• [Data entries]

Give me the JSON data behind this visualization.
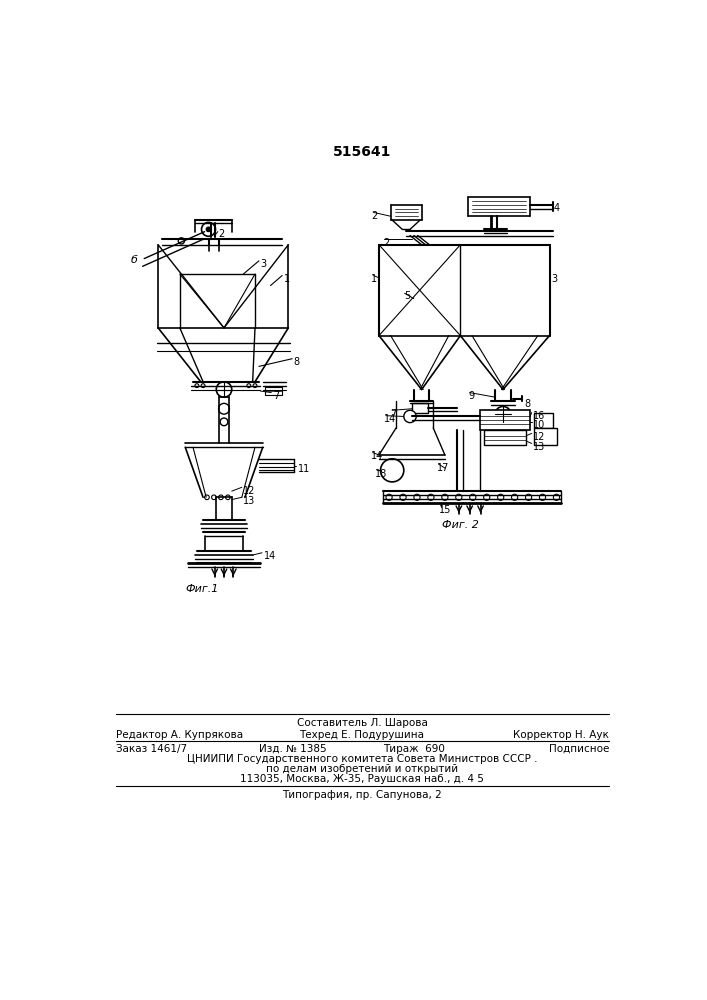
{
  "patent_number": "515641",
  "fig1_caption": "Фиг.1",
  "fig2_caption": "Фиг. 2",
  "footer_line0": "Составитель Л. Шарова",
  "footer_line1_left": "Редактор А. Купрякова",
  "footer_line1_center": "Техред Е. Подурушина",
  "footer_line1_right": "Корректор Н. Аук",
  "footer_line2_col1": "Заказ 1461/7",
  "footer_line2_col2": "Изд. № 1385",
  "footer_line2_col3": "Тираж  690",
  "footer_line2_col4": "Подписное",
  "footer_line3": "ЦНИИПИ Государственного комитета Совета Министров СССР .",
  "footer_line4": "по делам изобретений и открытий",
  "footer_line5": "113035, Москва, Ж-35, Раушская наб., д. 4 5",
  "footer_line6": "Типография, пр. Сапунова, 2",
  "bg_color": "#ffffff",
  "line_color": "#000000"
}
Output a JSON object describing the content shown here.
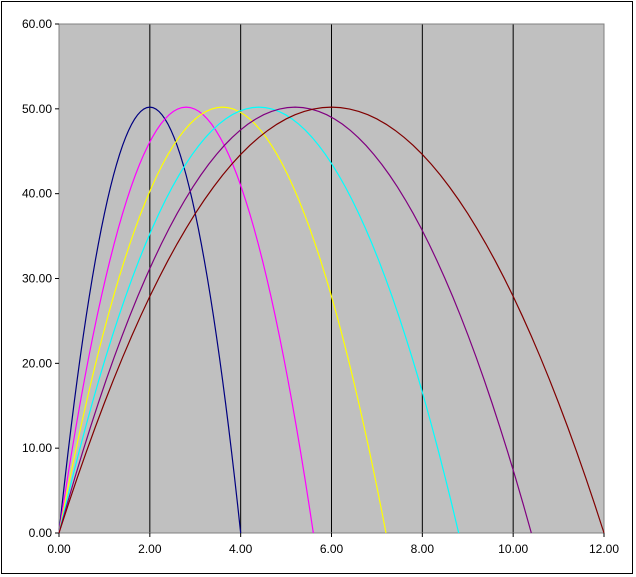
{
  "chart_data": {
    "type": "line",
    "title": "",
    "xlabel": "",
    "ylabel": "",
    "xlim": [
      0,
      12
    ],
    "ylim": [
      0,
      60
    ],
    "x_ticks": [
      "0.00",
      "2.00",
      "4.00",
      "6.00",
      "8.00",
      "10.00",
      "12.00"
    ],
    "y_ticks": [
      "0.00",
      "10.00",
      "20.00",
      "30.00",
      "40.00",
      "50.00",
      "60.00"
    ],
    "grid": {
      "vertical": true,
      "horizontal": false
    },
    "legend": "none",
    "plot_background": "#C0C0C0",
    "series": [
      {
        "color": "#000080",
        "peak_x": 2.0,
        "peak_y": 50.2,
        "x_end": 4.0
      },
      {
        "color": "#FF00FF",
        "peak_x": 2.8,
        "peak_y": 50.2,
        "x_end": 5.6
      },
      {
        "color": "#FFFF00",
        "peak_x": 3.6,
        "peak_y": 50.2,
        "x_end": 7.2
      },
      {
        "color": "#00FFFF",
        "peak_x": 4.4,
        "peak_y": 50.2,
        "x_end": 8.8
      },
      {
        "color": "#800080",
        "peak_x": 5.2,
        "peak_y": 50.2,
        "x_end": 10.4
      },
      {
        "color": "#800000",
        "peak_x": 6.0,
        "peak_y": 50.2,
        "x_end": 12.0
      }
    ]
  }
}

• [Your instructions] Omit pictures; set down the rest of the material word for word.

• [Problem solution]
Give me the JSON data behind this visualization.
{
  "patent_number": "515641",
  "fig1_caption": "Фиг.1",
  "fig2_caption": "Фиг. 2",
  "footer_line0": "Составитель Л. Шарова",
  "footer_line1_left": "Редактор А. Купрякова",
  "footer_line1_center": "Техред Е. Подурушина",
  "footer_line1_right": "Корректор Н. Аук",
  "footer_line2_col1": "Заказ 1461/7",
  "footer_line2_col2": "Изд. № 1385",
  "footer_line2_col3": "Тираж  690",
  "footer_line2_col4": "Подписное",
  "footer_line3": "ЦНИИПИ Государственного комитета Совета Министров СССР .",
  "footer_line4": "по делам изобретений и открытий",
  "footer_line5": "113035, Москва, Ж-35, Раушская наб., д. 4 5",
  "footer_line6": "Типография, пр. Сапунова, 2",
  "bg_color": "#ffffff",
  "line_color": "#000000"
}
Output a JSON object describing the content shown here.
{
  "chart_data": {
    "type": "line",
    "title": "",
    "xlabel": "",
    "ylabel": "",
    "xlim": [
      0,
      12
    ],
    "ylim": [
      0,
      60
    ],
    "x_ticks": [
      "0.00",
      "2.00",
      "4.00",
      "6.00",
      "8.00",
      "10.00",
      "12.00"
    ],
    "y_ticks": [
      "0.00",
      "10.00",
      "20.00",
      "30.00",
      "40.00",
      "50.00",
      "60.00"
    ],
    "grid": {
      "vertical": true,
      "horizontal": false
    },
    "legend": "none",
    "plot_background": "#C0C0C0",
    "series": [
      {
        "color": "#000080",
        "peak_x": 2.0,
        "peak_y": 50.2,
        "x_end": 4.0
      },
      {
        "color": "#FF00FF",
        "peak_x": 2.8,
        "peak_y": 50.2,
        "x_end": 5.6
      },
      {
        "color": "#FFFF00",
        "peak_x": 3.6,
        "peak_y": 50.2,
        "x_end": 7.2
      },
      {
        "color": "#00FFFF",
        "peak_x": 4.4,
        "peak_y": 50.2,
        "x_end": 8.8
      },
      {
        "color": "#800080",
        "peak_x": 5.2,
        "peak_y": 50.2,
        "x_end": 10.4
      },
      {
        "color": "#800000",
        "peak_x": 6.0,
        "peak_y": 50.2,
        "x_end": 12.0
      }
    ]
  }
}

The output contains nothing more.